• Stated task:
Repeat all of the material exactly as given.

(Dataset entries)
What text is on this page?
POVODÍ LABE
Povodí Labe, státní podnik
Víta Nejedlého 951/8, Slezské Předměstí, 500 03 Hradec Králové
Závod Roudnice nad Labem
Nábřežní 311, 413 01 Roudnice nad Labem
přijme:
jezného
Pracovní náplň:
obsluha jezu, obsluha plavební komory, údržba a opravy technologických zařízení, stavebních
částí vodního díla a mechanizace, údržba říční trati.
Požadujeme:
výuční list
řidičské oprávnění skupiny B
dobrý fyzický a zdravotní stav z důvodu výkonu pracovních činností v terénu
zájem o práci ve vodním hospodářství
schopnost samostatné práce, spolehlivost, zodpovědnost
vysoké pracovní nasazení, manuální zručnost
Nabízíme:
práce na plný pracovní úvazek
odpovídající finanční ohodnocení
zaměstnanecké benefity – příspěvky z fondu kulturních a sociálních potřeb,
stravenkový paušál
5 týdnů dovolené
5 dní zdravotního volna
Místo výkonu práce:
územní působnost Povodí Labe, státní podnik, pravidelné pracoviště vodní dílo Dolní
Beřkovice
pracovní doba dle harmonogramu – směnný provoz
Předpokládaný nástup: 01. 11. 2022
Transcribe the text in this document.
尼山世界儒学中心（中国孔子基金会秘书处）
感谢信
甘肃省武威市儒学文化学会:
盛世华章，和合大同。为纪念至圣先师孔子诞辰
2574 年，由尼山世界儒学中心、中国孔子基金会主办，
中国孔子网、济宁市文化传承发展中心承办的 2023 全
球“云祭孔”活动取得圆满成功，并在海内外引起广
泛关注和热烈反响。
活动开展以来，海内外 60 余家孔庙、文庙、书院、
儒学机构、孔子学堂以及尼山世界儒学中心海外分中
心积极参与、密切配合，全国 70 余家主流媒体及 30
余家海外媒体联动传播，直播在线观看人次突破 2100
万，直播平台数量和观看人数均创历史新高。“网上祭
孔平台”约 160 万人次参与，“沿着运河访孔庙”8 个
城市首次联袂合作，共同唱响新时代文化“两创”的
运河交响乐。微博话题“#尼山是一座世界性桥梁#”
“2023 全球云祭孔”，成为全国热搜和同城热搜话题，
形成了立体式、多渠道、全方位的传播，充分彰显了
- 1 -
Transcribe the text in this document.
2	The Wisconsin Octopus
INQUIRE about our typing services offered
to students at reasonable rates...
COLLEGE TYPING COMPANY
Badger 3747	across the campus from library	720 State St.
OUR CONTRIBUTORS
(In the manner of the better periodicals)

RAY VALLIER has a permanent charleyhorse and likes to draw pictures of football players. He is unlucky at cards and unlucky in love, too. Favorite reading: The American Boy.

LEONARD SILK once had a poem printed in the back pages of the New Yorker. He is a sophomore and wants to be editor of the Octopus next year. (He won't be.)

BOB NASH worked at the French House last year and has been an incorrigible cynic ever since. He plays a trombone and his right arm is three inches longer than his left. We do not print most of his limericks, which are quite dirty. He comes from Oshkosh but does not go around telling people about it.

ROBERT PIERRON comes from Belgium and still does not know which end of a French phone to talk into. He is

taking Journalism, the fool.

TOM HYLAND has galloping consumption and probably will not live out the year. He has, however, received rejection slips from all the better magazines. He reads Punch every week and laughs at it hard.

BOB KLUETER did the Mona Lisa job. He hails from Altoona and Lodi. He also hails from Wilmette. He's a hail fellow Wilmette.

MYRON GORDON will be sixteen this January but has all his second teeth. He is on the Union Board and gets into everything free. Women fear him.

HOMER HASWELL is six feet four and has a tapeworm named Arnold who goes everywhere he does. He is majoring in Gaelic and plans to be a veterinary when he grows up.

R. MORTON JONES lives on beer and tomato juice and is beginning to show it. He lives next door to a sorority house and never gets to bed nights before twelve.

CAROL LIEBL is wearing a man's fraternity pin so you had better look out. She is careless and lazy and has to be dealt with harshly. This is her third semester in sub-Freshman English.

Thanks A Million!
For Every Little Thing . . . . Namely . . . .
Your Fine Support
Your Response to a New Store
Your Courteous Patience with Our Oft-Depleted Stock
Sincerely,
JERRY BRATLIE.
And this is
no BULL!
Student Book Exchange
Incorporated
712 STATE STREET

• Answer to the task:
What text is on this page?
POVODÍ LABE
Povodí Labe, státní podnik
Víta Nejedlého 951/8, Slezské Předměstí, 500 03 Hradec Králové
Závod Roudnice nad Labem
Nábřežní 311, 413 01 Roudnice nad Labem
přijme:
jezného
Pracovní náplň:
obsluha jezu, obsluha plavební komory, údržba a opravy technologických zařízení, stavebních
částí vodního díla a mechanizace, údržba říční trati.
Požadujeme:
výuční list
řidičské oprávnění skupiny B
dobrý fyzický a zdravotní stav z důvodu výkonu pracovních činností v terénu
zájem o práci ve vodním hospodářství
schopnost samostatné práce, spolehlivost, zodpovědnost
vysoké pracovní nasazení, manuální zručnost
Nabízíme:
práce na plný pracovní úvazek
odpovídající finanční ohodnocení
zaměstnanecké benefity – příspěvky z fondu kulturních a sociálních potřeb,
stravenkový paušál
5 týdnů dovolené
5 dní zdravotního volna
Místo výkonu práce:
územní působnost Povodí Labe, státní podnik, pravidelné pracoviště vodní dílo Dolní
Beřkovice
pracovní doba dle harmonogramu – směnný provoz
Předpokládaný nástup: 01. 11. 2022
Transcribe the text in this document.
尼山世界儒学中心（中国孔子基金会秘书处）
感谢信
甘肃省武威市儒学文化学会:
盛世华章，和合大同。为纪念至圣先师孔子诞辰
2574 年，由尼山世界儒学中心、中国孔子基金会主办，
中国孔子网、济宁市文化传承发展中心承办的 2023 全
球“云祭孔”活动取得圆满成功，并在海内外引起广
泛关注和热烈反响。
活动开展以来，海内外 60 余家孔庙、文庙、书院、
儒学机构、孔子学堂以及尼山世界儒学中心海外分中
心积极参与、密切配合，全国 70 余家主流媒体及 30
余家海外媒体联动传播，直播在线观看人次突破 2100
万，直播平台数量和观看人数均创历史新高。“网上祭
孔平台”约 160 万人次参与，“沿着运河访孔庙”8 个
城市首次联袂合作，共同唱响新时代文化“两创”的
运河交响乐。微博话题“#尼山是一座世界性桥梁#”
“2023 全球云祭孔”，成为全国热搜和同城热搜话题，
形成了立体式、多渠道、全方位的传播，充分彰显了
- 1 -
Transcribe the text in this document.
2	The Wisconsin Octopus
INQUIRE about our typing services offered
to students at reasonable rates...
COLLEGE TYPING COMPANY
Badger 3747	across the campus from library	720 State St.
OUR CONTRIBUTORS
(In the manner of the better periodicals)

RAY VALLIER has a permanent charleyhorse and likes to draw pictures of football players. He is unlucky at cards and unlucky in love, too. Favorite reading: The American Boy.

LEONARD SILK once had a poem printed in the back pages of the New Yorker. He is a sophomore and wants to be editor of the Octopus next year. (He won't be.)

BOB NASH worked at the French House last year and has been an incorrigible cynic ever since. He plays a trombone and his right arm is three inches longer than his left. We do not print most of his limericks, which are quite dirty. He comes from Oshkosh but does not go around telling people about it.

ROBERT PIERRON comes from Belgium and still does not know which end of a French phone to talk into. He is

taking Journalism, the fool.

TOM HYLAND has galloping consumption and probably will not live out the year. He has, however, received rejection slips from all the better magazines. He reads Punch every week and laughs at it hard.

BOB KLUETER did the Mona Lisa job. He hails from Altoona and Lodi. He also hails from Wilmette. He's a hail fellow Wilmette.

MYRON GORDON will be sixteen this January but has all his second teeth. He is on the Union Board and gets into everything free. Women fear him.

HOMER HASWELL is six feet four and has a tapeworm named Arnold who goes everywhere he does. He is majoring in Gaelic and plans to be a veterinary when he grows up.

R. MORTON JONES lives on beer and tomato juice and is beginning to show it. He lives next door to a sorority house and never gets to bed nights before twelve.

CAROL LIEBL is wearing a man's fraternity pin so you had better look out. She is careless and lazy and has to be dealt with harshly. This is her third semester in sub-Freshman English.

Thanks A Million!
For Every Little Thing . . . . Namely . . . .
Your Fine Support
Your Response to a New Store
Your Courteous Patience with Our Oft-Depleted Stock
Sincerely,
JERRY BRATLIE.
And this is
no BULL!
Student Book Exchange
Incorporated
712 STATE STREET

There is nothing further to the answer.